> WRITTEN TASK: Find each line with the word "from" and say how many there are, nothing else.

> SUPPLIED RECORDS:
[BEGIN]
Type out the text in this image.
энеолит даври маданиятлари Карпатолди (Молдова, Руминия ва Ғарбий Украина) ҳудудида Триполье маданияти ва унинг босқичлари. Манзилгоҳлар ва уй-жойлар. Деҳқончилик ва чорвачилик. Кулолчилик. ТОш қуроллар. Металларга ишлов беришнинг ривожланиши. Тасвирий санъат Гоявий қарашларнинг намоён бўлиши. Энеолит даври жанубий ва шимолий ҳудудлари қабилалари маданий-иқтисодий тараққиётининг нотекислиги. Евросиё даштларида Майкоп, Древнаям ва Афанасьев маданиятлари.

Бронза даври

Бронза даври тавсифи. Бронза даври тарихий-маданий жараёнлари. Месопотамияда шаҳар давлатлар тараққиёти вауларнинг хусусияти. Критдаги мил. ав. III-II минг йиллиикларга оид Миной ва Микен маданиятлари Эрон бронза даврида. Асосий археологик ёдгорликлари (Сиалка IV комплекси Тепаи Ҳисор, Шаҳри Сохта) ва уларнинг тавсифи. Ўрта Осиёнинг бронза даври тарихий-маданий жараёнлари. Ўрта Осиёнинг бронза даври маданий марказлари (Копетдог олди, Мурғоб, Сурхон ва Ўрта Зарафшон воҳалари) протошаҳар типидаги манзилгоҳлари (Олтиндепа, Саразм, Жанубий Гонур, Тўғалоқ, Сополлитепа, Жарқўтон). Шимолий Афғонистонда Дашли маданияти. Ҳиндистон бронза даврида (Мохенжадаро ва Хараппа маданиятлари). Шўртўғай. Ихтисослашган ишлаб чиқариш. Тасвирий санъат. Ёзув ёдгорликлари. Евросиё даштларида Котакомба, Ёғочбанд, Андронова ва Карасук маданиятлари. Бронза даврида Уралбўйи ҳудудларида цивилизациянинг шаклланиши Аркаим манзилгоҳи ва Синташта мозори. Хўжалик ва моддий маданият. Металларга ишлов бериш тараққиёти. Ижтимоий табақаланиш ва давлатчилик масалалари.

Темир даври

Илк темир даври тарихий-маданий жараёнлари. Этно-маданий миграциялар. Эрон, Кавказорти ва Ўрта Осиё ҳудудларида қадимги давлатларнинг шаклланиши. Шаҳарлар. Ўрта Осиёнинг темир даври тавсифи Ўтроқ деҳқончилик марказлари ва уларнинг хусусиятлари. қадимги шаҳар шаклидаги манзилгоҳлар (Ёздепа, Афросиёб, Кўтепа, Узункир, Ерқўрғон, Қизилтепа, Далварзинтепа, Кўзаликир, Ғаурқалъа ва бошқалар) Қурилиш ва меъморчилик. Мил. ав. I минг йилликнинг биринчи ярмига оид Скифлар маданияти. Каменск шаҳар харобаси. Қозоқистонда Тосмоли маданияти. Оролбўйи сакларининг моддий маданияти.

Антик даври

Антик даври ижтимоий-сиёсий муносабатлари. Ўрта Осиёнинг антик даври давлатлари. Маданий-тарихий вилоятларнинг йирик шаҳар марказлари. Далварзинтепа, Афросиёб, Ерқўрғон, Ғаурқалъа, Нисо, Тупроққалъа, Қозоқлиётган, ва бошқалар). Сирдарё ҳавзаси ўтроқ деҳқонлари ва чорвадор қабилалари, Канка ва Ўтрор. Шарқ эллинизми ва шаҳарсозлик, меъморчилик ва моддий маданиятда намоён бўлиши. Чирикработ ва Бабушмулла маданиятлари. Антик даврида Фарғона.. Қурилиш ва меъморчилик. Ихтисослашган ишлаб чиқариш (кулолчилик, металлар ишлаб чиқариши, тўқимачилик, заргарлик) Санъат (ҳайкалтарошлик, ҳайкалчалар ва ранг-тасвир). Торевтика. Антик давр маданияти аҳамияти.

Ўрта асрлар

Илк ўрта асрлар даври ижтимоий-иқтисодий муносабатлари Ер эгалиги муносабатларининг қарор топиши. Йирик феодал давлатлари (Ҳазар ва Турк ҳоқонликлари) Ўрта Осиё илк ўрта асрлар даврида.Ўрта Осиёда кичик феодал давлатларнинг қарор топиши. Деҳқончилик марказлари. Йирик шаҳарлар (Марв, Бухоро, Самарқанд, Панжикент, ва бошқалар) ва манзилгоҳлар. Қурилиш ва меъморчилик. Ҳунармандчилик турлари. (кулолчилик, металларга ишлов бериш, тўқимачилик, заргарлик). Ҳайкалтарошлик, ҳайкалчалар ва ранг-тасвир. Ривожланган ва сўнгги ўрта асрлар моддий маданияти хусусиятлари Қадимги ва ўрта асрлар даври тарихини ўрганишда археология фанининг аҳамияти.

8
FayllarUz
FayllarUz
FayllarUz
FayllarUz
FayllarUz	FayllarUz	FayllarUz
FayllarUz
[END]
[BEGIN]
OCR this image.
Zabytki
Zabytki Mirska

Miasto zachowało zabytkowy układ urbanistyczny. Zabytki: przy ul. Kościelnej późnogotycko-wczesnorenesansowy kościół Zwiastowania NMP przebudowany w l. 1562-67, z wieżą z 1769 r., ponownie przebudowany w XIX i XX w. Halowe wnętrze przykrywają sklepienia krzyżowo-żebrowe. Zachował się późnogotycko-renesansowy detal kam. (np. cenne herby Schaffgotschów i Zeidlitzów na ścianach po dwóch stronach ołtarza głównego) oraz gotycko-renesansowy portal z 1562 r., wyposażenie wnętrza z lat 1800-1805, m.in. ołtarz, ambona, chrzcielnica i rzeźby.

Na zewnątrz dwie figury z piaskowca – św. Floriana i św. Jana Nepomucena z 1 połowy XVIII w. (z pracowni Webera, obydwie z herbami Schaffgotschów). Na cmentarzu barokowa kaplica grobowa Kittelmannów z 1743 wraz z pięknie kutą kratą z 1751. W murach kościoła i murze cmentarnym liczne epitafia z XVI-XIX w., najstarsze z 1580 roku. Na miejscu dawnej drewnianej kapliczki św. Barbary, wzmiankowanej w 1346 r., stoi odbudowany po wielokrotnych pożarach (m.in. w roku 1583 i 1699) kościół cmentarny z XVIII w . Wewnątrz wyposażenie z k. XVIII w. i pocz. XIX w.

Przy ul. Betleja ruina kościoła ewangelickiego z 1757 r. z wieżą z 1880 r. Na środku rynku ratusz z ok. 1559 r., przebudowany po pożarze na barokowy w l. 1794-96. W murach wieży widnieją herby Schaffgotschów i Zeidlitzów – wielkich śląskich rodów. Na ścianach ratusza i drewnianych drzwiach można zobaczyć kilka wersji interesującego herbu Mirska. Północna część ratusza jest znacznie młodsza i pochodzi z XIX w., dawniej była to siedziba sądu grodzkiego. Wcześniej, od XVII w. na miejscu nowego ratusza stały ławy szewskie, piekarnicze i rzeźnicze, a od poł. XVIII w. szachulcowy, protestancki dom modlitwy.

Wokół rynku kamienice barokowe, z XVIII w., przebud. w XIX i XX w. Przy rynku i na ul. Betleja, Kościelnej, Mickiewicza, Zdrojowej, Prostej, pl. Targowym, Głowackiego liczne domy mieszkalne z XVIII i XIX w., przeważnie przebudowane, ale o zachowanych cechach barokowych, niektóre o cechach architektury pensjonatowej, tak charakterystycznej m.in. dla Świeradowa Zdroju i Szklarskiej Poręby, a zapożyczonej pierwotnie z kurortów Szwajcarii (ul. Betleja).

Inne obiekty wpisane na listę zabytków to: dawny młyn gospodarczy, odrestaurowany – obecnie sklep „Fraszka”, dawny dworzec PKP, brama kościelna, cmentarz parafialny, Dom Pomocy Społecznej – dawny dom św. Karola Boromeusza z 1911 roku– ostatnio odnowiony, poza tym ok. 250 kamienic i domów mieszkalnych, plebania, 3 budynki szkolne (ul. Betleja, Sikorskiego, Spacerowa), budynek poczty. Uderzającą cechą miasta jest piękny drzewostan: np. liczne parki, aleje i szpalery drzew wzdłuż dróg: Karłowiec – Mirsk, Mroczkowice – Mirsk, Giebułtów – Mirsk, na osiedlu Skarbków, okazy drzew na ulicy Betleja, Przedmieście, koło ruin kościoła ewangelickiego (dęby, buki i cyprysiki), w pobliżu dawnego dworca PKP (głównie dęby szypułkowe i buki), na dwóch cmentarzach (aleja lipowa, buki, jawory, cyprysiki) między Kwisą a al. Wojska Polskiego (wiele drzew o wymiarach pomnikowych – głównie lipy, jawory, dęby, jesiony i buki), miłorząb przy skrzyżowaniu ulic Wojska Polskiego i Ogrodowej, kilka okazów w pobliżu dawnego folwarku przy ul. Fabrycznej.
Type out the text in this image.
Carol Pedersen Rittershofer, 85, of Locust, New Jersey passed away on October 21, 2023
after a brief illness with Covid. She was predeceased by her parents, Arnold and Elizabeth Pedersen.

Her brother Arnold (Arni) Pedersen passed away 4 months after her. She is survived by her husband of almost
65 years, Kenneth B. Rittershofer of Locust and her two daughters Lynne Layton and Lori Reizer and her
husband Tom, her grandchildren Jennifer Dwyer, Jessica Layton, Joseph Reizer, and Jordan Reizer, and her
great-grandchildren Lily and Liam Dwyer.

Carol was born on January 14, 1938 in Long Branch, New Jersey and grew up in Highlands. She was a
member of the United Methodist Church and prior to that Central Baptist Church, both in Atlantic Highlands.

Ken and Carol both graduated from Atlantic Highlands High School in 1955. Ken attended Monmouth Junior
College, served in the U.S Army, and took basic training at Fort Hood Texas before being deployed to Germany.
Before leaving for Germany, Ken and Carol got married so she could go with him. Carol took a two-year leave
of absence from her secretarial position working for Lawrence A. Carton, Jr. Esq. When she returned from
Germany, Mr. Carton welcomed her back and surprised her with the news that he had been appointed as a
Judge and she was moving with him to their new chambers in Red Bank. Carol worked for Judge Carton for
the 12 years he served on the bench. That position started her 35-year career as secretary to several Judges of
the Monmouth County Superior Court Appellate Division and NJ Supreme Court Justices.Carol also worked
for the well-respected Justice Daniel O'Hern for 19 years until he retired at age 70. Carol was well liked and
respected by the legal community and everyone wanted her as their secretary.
[END]
[BEGIN]
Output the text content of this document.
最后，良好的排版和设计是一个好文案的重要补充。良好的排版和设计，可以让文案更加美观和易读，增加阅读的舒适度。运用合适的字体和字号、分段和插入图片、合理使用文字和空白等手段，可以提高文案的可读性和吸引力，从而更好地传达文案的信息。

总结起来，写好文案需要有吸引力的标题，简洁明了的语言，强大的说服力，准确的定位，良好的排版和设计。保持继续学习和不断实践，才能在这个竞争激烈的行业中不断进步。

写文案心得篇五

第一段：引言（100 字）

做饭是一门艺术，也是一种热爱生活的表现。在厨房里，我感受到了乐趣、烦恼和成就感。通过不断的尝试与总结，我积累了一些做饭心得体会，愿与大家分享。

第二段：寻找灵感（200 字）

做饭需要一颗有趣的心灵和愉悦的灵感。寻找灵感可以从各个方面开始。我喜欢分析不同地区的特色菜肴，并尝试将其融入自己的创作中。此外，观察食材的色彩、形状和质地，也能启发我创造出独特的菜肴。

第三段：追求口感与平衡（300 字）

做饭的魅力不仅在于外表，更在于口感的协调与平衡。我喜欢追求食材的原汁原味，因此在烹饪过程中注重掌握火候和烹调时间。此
[END]
> TASK SOLUTION: 2